**TASK INPUT**.
▬▬▬▬▬▬

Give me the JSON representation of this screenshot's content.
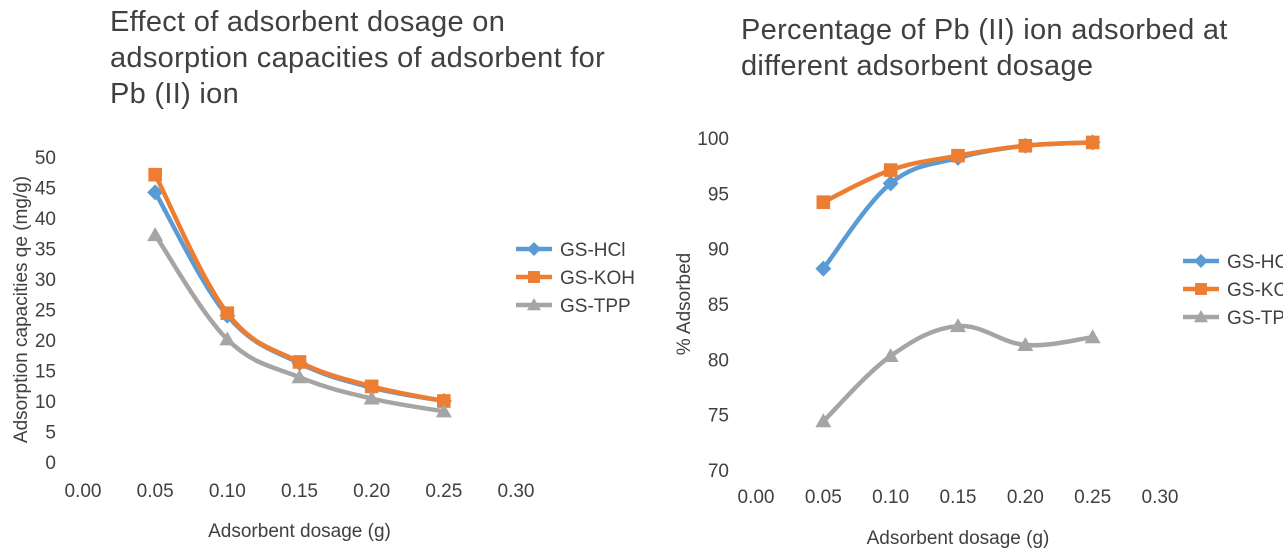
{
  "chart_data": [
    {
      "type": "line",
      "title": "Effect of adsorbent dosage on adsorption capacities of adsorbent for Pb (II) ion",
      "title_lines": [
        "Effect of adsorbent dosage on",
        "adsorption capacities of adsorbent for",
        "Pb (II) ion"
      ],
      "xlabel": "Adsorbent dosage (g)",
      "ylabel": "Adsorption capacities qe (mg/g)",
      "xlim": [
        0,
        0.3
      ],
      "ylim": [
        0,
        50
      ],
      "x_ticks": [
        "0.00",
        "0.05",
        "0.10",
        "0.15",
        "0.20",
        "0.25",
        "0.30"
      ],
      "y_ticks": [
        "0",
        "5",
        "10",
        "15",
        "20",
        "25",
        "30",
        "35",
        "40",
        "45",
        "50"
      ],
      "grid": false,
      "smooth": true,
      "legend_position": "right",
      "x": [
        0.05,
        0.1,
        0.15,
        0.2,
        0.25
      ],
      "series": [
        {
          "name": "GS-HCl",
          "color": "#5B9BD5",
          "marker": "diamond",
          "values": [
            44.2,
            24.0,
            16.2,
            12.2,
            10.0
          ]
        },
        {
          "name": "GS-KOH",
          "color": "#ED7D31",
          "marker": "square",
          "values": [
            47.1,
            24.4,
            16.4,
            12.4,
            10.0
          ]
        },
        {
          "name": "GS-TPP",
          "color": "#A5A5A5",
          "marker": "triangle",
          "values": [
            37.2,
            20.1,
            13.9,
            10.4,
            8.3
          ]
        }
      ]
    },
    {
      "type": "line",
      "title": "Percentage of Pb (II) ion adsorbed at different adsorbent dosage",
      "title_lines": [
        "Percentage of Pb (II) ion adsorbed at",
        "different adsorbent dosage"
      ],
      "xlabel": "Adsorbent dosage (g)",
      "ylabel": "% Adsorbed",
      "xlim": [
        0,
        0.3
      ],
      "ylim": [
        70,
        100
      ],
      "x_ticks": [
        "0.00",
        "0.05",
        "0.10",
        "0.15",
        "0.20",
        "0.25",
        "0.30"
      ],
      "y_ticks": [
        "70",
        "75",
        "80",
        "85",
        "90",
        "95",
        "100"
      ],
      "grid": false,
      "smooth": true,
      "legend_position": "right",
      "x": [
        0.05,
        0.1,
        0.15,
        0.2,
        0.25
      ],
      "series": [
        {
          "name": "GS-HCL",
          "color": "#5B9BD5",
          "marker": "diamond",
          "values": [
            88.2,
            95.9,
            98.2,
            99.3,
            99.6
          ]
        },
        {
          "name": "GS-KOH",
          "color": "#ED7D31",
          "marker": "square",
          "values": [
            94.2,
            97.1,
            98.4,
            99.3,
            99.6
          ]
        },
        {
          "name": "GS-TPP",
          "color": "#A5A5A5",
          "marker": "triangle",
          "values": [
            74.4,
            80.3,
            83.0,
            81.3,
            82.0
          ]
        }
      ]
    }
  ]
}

▬▬▬▬▬▬

Drop the images and quote the entries word for word.

Give me the JSON representation of this screenshot's content.
{
  "chart_data": [
    {
      "type": "line",
      "title": "Effect of adsorbent dosage on adsorption capacities of adsorbent for Pb (II) ion",
      "title_lines": [
        "Effect of adsorbent dosage on",
        "adsorption capacities of adsorbent for",
        "Pb (II) ion"
      ],
      "xlabel": "Adsorbent dosage (g)",
      "ylabel": "Adsorption capacities qe (mg/g)",
      "xlim": [
        0,
        0.3
      ],
      "ylim": [
        0,
        50
      ],
      "x_ticks": [
        "0.00",
        "0.05",
        "0.10",
        "0.15",
        "0.20",
        "0.25",
        "0.30"
      ],
      "y_ticks": [
        "0",
        "5",
        "10",
        "15",
        "20",
        "25",
        "30",
        "35",
        "40",
        "45",
        "50"
      ],
      "grid": false,
      "smooth": true,
      "legend_position": "right",
      "x": [
        0.05,
        0.1,
        0.15,
        0.2,
        0.25
      ],
      "series": [
        {
          "name": "GS-HCl",
          "color": "#5B9BD5",
          "marker": "diamond",
          "values": [
            44.2,
            24.0,
            16.2,
            12.2,
            10.0
          ]
        },
        {
          "name": "GS-KOH",
          "color": "#ED7D31",
          "marker": "square",
          "values": [
            47.1,
            24.4,
            16.4,
            12.4,
            10.0
          ]
        },
        {
          "name": "GS-TPP",
          "color": "#A5A5A5",
          "marker": "triangle",
          "values": [
            37.2,
            20.1,
            13.9,
            10.4,
            8.3
          ]
        }
      ]
    },
    {
      "type": "line",
      "title": "Percentage of Pb (II) ion adsorbed at different adsorbent dosage",
      "title_lines": [
        "Percentage of Pb (II) ion adsorbed at",
        "different adsorbent dosage"
      ],
      "xlabel": "Adsorbent dosage (g)",
      "ylabel": "% Adsorbed",
      "xlim": [
        0,
        0.3
      ],
      "ylim": [
        70,
        100
      ],
      "x_ticks": [
        "0.00",
        "0.05",
        "0.10",
        "0.15",
        "0.20",
        "0.25",
        "0.30"
      ],
      "y_ticks": [
        "70",
        "75",
        "80",
        "85",
        "90",
        "95",
        "100"
      ],
      "grid": false,
      "smooth": true,
      "legend_position": "right",
      "x": [
        0.05,
        0.1,
        0.15,
        0.2,
        0.25
      ],
      "series": [
        {
          "name": "GS-HCL",
          "color": "#5B9BD5",
          "marker": "diamond",
          "values": [
            88.2,
            95.9,
            98.2,
            99.3,
            99.6
          ]
        },
        {
          "name": "GS-KOH",
          "color": "#ED7D31",
          "marker": "square",
          "values": [
            94.2,
            97.1,
            98.4,
            99.3,
            99.6
          ]
        },
        {
          "name": "GS-TPP",
          "color": "#A5A5A5",
          "marker": "triangle",
          "values": [
            74.4,
            80.3,
            83.0,
            81.3,
            82.0
          ]
        }
      ]
    }
  ]
}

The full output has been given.